§ WHAT IS BEING ASKED
Omit the pictures, please, and give each record below again exactly.

§ DATA FOR THIS EXERCISE
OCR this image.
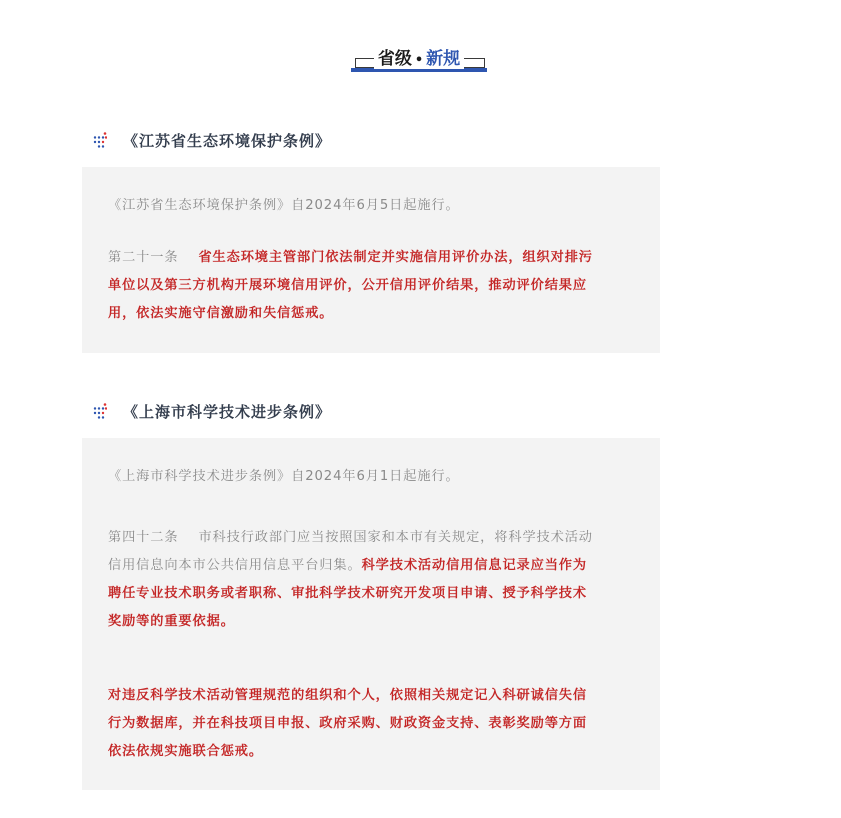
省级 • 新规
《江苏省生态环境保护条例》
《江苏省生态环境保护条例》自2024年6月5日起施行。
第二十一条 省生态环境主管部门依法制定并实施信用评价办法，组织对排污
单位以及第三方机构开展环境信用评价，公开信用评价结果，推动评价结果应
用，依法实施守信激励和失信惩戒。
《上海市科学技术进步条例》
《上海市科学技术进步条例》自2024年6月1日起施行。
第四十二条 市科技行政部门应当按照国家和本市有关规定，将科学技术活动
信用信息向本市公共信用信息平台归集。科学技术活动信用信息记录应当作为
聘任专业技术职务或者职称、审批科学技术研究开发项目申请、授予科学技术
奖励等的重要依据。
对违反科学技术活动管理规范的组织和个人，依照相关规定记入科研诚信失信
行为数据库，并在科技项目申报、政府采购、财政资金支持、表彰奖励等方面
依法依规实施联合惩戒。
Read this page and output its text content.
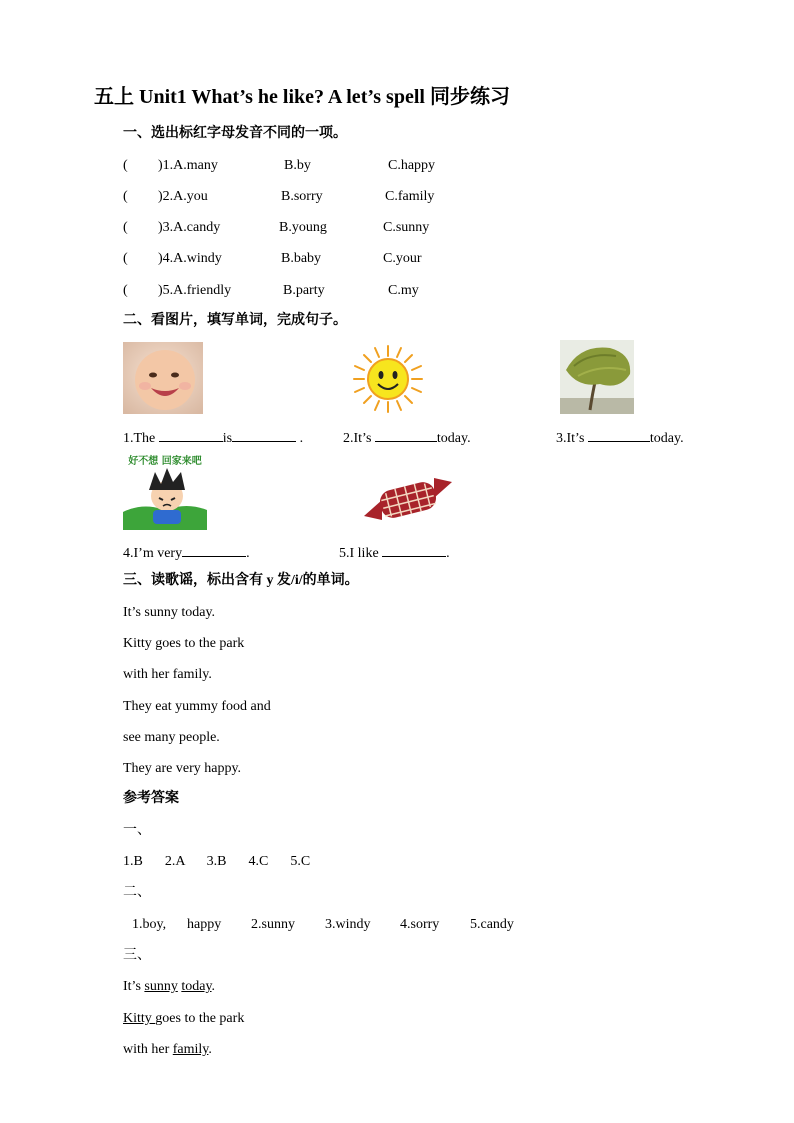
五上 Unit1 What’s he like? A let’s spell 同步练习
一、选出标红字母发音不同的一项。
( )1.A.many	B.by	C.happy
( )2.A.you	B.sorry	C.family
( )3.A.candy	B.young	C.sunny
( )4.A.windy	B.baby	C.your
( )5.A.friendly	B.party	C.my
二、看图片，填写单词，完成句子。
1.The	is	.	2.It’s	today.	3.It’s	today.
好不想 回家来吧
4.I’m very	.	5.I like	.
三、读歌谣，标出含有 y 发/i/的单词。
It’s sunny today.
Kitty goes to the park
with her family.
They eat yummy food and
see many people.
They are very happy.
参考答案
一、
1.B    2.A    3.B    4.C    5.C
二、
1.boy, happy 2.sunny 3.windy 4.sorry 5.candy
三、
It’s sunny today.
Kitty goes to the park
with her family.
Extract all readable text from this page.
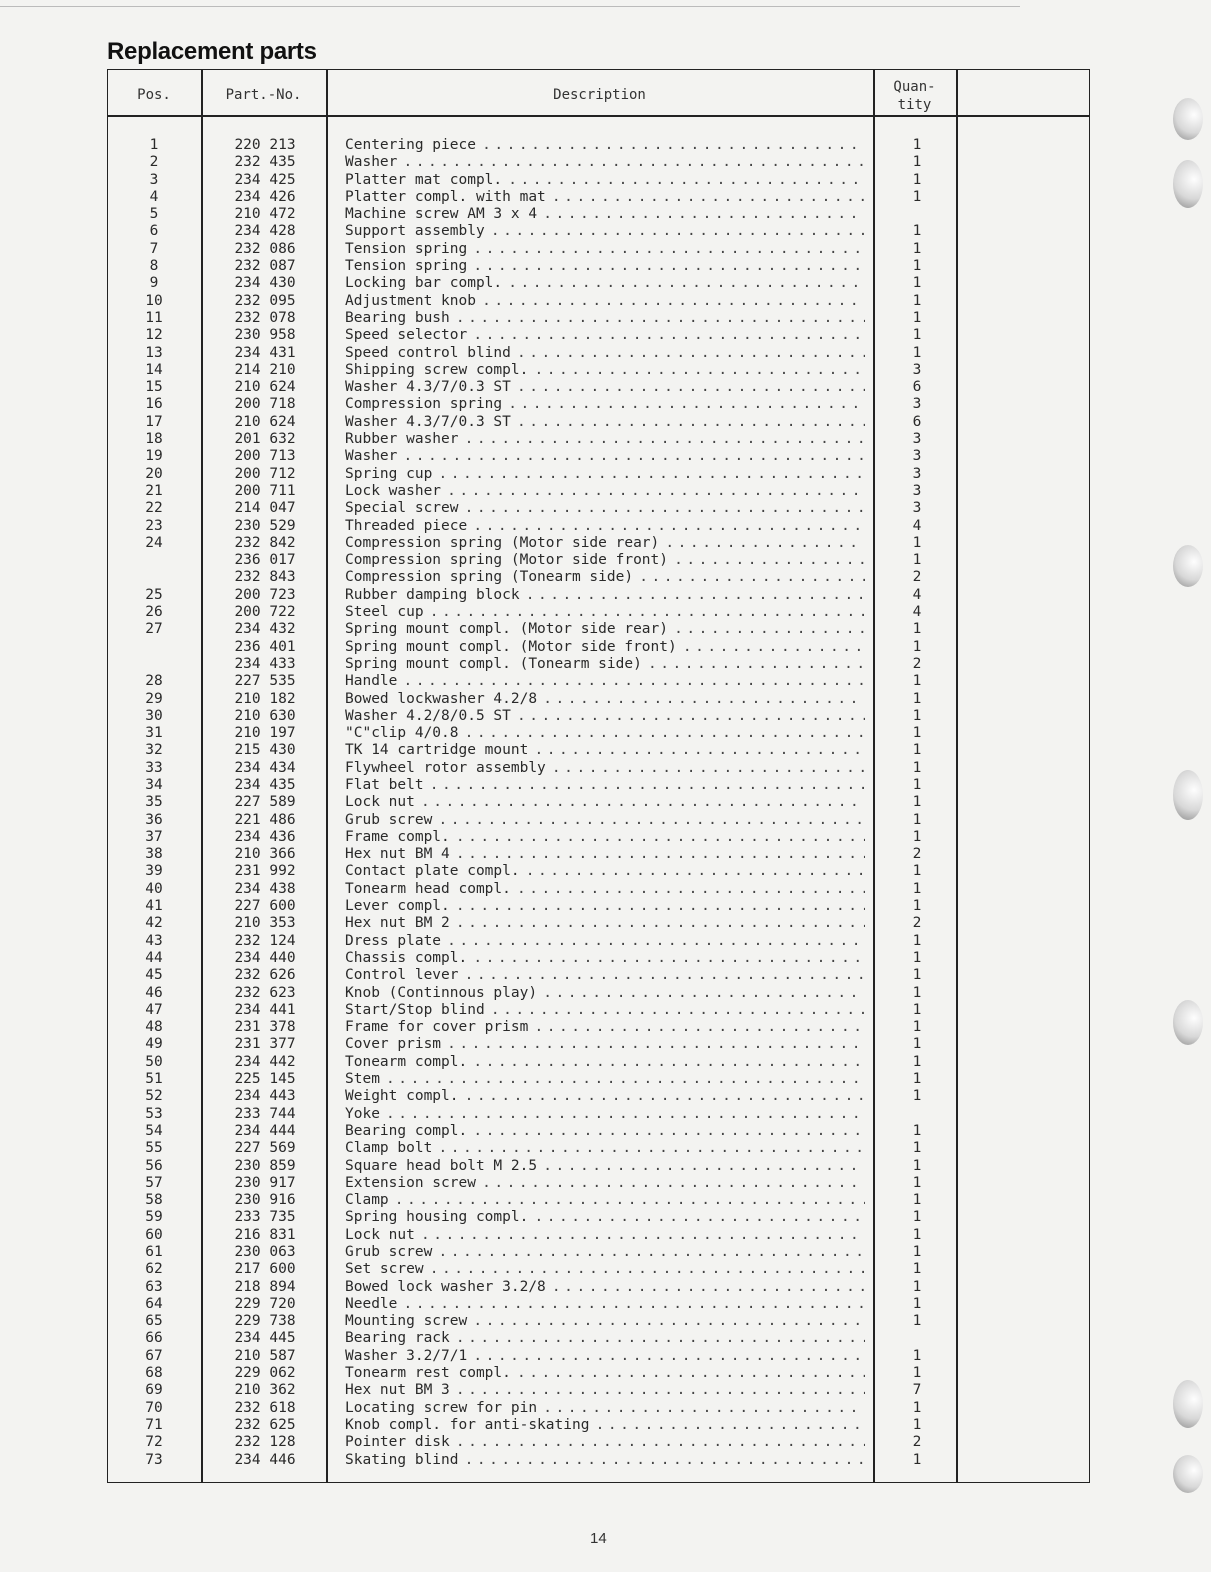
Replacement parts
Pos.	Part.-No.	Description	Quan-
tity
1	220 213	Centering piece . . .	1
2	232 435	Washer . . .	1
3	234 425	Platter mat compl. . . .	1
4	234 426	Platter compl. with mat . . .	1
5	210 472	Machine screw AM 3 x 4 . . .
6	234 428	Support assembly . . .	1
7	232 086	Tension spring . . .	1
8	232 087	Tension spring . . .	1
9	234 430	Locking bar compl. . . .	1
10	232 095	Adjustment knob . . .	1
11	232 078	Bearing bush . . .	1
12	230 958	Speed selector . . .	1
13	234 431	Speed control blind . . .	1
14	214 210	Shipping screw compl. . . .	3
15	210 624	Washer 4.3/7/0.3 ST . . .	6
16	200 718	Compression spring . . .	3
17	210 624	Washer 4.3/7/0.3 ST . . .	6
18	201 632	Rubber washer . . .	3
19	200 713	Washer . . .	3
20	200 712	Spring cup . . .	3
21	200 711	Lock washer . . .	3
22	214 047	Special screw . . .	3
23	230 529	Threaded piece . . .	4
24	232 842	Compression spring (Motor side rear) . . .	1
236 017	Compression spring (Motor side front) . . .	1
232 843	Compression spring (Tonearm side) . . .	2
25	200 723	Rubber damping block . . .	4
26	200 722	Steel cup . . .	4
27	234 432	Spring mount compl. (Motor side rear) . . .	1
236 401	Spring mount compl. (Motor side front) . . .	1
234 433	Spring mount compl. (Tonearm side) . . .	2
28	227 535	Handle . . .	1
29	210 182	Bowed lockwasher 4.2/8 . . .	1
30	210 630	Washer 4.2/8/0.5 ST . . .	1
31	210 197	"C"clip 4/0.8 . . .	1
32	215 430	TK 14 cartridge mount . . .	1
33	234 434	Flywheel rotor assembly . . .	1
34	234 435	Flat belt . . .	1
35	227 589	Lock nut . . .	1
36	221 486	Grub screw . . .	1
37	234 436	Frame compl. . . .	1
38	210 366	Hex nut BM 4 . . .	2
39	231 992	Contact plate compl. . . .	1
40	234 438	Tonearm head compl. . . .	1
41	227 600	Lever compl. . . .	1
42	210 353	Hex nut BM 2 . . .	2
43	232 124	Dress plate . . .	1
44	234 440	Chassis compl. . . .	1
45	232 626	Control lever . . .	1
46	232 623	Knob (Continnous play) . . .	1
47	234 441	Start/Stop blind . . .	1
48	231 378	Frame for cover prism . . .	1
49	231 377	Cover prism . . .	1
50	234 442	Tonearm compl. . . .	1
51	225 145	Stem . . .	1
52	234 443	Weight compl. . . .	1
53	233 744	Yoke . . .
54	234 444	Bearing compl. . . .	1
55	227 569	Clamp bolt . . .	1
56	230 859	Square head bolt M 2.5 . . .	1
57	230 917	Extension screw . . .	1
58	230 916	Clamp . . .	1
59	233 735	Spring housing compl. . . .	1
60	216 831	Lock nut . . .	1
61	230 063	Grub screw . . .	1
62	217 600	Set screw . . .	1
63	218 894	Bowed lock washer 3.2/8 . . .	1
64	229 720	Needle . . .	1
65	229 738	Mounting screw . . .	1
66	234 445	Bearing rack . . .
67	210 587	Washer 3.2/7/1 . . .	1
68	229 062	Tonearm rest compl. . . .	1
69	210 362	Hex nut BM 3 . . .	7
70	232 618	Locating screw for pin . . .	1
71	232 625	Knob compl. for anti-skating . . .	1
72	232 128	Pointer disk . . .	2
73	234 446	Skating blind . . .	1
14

§ ANSWER BELOW
OCR this image.
省级 • 新规
《江苏省生态环境保护条例》
《江苏省生态环境保护条例》自2024年6月5日起施行。
第二十一条 省生态环境主管部门依法制定并实施信用评价办法，组织对排污
单位以及第三方机构开展环境信用评价，公开信用评价结果，推动评价结果应
用，依法实施守信激励和失信惩戒。
《上海市科学技术进步条例》
《上海市科学技术进步条例》自2024年6月1日起施行。
第四十二条 市科技行政部门应当按照国家和本市有关规定，将科学技术活动
信用信息向本市公共信用信息平台归集。科学技术活动信用信息记录应当作为
聘任专业技术职务或者职称、审批科学技术研究开发项目申请、授予科学技术
奖励等的重要依据。
对违反科学技术活动管理规范的组织和个人，依照相关规定记入科研诚信失信
行为数据库，并在科技项目申报、政府采购、财政资金支持、表彰奖励等方面
依法依规实施联合惩戒。
Read this page and output its text content.
五上 Unit1 What’s he like? A let’s spell 同步练习
一、选出标红字母发音不同的一项。
( )1.A.many	B.by	C.happy
( )2.A.you	B.sorry	C.family
( )3.A.candy	B.young	C.sunny
( )4.A.windy	B.baby	C.your
( )5.A.friendly	B.party	C.my
二、看图片，填写单词，完成句子。
1.The	is	.	2.It’s	today.	3.It’s	today.
好不想 回家来吧
4.I’m very	.	5.I like	.
三、读歌谣，标出含有 y 发/i/的单词。
It’s sunny today.
Kitty goes to the park
with her family.
They eat yummy food and
see many people.
They are very happy.
参考答案
一、
1.B    2.A    3.B    4.C    5.C
二、
1.boy, happy 2.sunny 3.windy 4.sorry 5.candy
三、
It’s sunny today.
Kitty goes to the park
with her family.
Extract all readable text from this page.
Replacement parts
Pos.	Part.-No.	Description	Quan-
tity
1	220 213	Centering piece . . .	1
2	232 435	Washer . . .	1
3	234 425	Platter mat compl. . . .	1
4	234 426	Platter compl. with mat . . .	1
5	210 472	Machine screw AM 3 x 4 . . .
6	234 428	Support assembly . . .	1
7	232 086	Tension spring . . .	1
8	232 087	Tension spring . . .	1
9	234 430	Locking bar compl. . . .	1
10	232 095	Adjustment knob . . .	1
11	232 078	Bearing bush . . .	1
12	230 958	Speed selector . . .	1
13	234 431	Speed control blind . . .	1
14	214 210	Shipping screw compl. . . .	3
15	210 624	Washer 4.3/7/0.3 ST . . .	6
16	200 718	Compression spring . . .	3
17	210 624	Washer 4.3/7/0.3 ST . . .	6
18	201 632	Rubber washer . . .	3
19	200 713	Washer . . .	3
20	200 712	Spring cup . . .	3
21	200 711	Lock washer . . .	3
22	214 047	Special screw . . .	3
23	230 529	Threaded piece . . .	4
24	232 842	Compression spring (Motor side rear) . . .	1
236 017	Compression spring (Motor side front) . . .	1
232 843	Compression spring (Tonearm side) . . .	2
25	200 723	Rubber damping block . . .	4
26	200 722	Steel cup . . .	4
27	234 432	Spring mount compl. (Motor side rear) . . .	1
236 401	Spring mount compl. (Motor side front) . . .	1
234 433	Spring mount compl. (Tonearm side) . . .	2
28	227 535	Handle . . .	1
29	210 182	Bowed lockwasher 4.2/8 . . .	1
30	210 630	Washer 4.2/8/0.5 ST . . .	1
31	210 197	"C"clip 4/0.8 . . .	1
32	215 430	TK 14 cartridge mount . . .	1
33	234 434	Flywheel rotor assembly . . .	1
34	234 435	Flat belt . . .	1
35	227 589	Lock nut . . .	1
36	221 486	Grub screw . . .	1
37	234 436	Frame compl. . . .	1
38	210 366	Hex nut BM 4 . . .	2
39	231 992	Contact plate compl. . . .	1
40	234 438	Tonearm head compl. . . .	1
41	227 600	Lever compl. . . .	1
42	210 353	Hex nut BM 2 . . .	2
43	232 124	Dress plate . . .	1
44	234 440	Chassis compl. . . .	1
45	232 626	Control lever . . .	1
46	232 623	Knob (Continnous play) . . .	1
47	234 441	Start/Stop blind . . .	1
48	231 378	Frame for cover prism . . .	1
49	231 377	Cover prism . . .	1
50	234 442	Tonearm compl. . . .	1
51	225 145	Stem . . .	1
52	234 443	Weight compl. . . .	1
53	233 744	Yoke . . .
54	234 444	Bearing compl. . . .	1
55	227 569	Clamp bolt . . .	1
56	230 859	Square head bolt M 2.5 . . .	1
57	230 917	Extension screw . . .	1
58	230 916	Clamp . . .	1
59	233 735	Spring housing compl. . . .	1
60	216 831	Lock nut . . .	1
61	230 063	Grub screw . . .	1
62	217 600	Set screw . . .	1
63	218 894	Bowed lock washer 3.2/8 . . .	1
64	229 720	Needle . . .	1
65	229 738	Mounting screw . . .	1
66	234 445	Bearing rack . . .
67	210 587	Washer 3.2/7/1 . . .	1
68	229 062	Tonearm rest compl. . . .	1
69	210 362	Hex nut BM 3 . . .	7
70	232 618	Locating screw for pin . . .	1
71	232 625	Knob compl. for anti-skating . . .	1
72	232 128	Pointer disk . . .	2
73	234 446	Skating blind . . .	1
14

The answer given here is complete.